--- START OF Extracted records ---

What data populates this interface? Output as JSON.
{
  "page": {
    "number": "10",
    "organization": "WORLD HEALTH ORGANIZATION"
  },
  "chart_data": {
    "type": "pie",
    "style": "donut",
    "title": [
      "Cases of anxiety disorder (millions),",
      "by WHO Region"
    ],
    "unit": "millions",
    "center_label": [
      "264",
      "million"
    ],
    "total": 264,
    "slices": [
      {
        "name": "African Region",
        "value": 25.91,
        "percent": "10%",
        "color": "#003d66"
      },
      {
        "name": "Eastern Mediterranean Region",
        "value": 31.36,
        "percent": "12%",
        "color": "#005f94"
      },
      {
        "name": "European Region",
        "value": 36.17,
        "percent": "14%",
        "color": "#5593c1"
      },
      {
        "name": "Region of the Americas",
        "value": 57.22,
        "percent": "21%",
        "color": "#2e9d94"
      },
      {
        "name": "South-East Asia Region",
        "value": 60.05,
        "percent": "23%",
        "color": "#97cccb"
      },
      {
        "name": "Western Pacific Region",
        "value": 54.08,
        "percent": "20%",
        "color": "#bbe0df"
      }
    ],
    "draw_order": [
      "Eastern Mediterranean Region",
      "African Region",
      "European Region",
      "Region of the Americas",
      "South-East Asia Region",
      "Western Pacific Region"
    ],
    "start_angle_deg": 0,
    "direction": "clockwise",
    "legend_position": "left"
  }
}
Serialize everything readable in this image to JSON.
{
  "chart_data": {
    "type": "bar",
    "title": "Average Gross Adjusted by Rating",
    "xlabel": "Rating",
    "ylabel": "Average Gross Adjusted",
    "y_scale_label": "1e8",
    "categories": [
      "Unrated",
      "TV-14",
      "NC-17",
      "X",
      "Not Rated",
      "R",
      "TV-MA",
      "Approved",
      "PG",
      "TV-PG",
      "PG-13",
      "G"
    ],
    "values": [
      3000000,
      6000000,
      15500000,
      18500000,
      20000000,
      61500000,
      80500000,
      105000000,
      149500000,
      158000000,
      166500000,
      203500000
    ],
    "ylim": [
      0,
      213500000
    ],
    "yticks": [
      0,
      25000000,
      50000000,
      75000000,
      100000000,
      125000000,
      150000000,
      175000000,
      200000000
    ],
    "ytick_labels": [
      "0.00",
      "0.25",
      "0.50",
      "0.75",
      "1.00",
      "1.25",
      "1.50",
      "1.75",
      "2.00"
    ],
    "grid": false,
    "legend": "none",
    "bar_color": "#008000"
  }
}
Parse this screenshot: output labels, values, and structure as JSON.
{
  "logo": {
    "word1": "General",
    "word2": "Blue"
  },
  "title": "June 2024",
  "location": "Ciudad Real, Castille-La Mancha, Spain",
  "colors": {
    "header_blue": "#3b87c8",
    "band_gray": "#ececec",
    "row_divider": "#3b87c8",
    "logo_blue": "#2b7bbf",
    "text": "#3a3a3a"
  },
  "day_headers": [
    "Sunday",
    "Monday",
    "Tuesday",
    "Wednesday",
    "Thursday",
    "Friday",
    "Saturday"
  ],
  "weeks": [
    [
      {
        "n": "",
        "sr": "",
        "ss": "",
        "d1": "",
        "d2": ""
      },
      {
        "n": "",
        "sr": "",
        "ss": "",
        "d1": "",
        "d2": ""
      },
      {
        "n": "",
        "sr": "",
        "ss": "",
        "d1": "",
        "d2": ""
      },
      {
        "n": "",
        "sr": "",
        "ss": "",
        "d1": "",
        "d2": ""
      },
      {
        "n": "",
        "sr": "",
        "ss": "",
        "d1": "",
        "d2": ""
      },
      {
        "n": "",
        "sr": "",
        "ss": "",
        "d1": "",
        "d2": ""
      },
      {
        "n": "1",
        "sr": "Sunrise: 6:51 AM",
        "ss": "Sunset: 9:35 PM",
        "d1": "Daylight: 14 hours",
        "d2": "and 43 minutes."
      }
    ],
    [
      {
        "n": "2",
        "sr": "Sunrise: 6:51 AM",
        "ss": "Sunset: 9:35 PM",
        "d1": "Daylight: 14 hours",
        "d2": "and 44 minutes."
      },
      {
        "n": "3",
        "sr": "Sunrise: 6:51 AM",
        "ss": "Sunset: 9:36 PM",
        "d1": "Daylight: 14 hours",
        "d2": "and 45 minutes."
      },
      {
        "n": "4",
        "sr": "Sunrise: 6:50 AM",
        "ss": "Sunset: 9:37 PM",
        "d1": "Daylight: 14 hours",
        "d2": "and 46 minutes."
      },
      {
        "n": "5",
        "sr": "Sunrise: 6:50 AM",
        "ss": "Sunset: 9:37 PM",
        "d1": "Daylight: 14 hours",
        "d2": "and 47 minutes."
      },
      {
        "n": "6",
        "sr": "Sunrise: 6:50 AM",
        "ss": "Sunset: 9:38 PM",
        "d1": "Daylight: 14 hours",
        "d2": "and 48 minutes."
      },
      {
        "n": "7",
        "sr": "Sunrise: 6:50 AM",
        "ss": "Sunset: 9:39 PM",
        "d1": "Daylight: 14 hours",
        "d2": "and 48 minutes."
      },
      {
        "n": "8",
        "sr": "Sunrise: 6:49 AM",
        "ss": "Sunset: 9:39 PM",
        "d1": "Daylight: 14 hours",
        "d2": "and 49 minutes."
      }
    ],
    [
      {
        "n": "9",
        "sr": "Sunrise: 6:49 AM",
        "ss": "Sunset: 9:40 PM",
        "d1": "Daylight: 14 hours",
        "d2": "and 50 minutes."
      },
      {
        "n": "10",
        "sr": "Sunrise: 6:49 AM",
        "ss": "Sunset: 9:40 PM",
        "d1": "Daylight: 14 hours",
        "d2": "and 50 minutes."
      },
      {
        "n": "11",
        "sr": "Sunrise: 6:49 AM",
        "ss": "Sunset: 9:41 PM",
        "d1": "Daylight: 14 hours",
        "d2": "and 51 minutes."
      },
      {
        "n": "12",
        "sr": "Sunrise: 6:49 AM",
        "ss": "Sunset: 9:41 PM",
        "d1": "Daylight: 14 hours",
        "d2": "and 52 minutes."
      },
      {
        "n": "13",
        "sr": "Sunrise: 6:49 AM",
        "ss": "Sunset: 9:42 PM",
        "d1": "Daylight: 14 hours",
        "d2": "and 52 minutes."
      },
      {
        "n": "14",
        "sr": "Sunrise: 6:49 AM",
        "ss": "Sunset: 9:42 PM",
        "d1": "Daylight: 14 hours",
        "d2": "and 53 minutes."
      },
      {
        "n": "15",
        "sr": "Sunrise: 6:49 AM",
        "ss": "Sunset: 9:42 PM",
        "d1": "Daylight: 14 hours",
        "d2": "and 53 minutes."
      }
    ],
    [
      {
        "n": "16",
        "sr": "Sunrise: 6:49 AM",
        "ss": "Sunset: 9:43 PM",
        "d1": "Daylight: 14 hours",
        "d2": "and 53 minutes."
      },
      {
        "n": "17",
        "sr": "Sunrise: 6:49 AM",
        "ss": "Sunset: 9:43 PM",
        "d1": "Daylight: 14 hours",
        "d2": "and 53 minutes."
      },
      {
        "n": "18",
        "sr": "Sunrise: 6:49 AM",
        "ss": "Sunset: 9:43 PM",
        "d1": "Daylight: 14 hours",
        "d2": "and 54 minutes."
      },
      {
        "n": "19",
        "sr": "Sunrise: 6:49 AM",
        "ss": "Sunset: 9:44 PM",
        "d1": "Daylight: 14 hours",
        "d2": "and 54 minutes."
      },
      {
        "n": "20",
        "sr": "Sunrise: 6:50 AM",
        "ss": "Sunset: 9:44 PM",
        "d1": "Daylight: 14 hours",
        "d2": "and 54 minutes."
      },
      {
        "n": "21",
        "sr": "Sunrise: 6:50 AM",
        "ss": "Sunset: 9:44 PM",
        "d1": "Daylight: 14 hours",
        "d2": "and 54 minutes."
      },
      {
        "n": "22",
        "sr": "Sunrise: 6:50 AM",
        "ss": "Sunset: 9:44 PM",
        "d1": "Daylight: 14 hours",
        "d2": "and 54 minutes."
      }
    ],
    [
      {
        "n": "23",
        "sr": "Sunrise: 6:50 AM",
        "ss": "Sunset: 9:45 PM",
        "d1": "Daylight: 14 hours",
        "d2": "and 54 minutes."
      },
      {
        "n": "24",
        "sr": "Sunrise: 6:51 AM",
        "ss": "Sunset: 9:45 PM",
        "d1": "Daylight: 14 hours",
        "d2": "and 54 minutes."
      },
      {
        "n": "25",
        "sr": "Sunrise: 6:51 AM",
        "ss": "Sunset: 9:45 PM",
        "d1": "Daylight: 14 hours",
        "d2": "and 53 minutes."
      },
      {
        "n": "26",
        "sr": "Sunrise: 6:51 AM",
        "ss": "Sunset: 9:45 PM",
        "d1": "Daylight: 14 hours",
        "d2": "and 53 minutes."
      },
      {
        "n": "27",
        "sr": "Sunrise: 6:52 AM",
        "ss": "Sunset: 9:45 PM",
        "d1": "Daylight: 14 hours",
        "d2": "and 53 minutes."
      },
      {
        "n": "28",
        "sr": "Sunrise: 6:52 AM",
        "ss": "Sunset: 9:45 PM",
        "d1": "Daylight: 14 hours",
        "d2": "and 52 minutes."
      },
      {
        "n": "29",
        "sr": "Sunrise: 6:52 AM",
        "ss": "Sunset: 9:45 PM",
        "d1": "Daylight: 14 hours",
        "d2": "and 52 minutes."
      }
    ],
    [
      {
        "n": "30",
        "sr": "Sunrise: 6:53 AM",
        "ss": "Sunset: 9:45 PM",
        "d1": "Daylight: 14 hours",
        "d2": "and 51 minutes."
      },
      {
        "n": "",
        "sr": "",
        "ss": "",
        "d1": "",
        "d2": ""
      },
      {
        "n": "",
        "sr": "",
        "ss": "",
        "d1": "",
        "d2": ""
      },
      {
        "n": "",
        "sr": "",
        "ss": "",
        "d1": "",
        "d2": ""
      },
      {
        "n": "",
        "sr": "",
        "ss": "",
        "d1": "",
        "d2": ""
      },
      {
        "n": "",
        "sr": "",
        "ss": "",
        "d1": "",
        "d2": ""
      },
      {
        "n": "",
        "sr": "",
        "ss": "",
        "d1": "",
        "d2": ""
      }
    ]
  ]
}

--- END OF Extracted records ---

> _Exercise_
List all lines from the entries that include the word "name".

> _Solution_
        "name": "African Region",
        "name": "Eastern Mediterranean Region",
        "name": "European Region",
        "name": "Region of the Americas",
        "name": "South-East Asia Region",
        "name": "Western Pacific Region",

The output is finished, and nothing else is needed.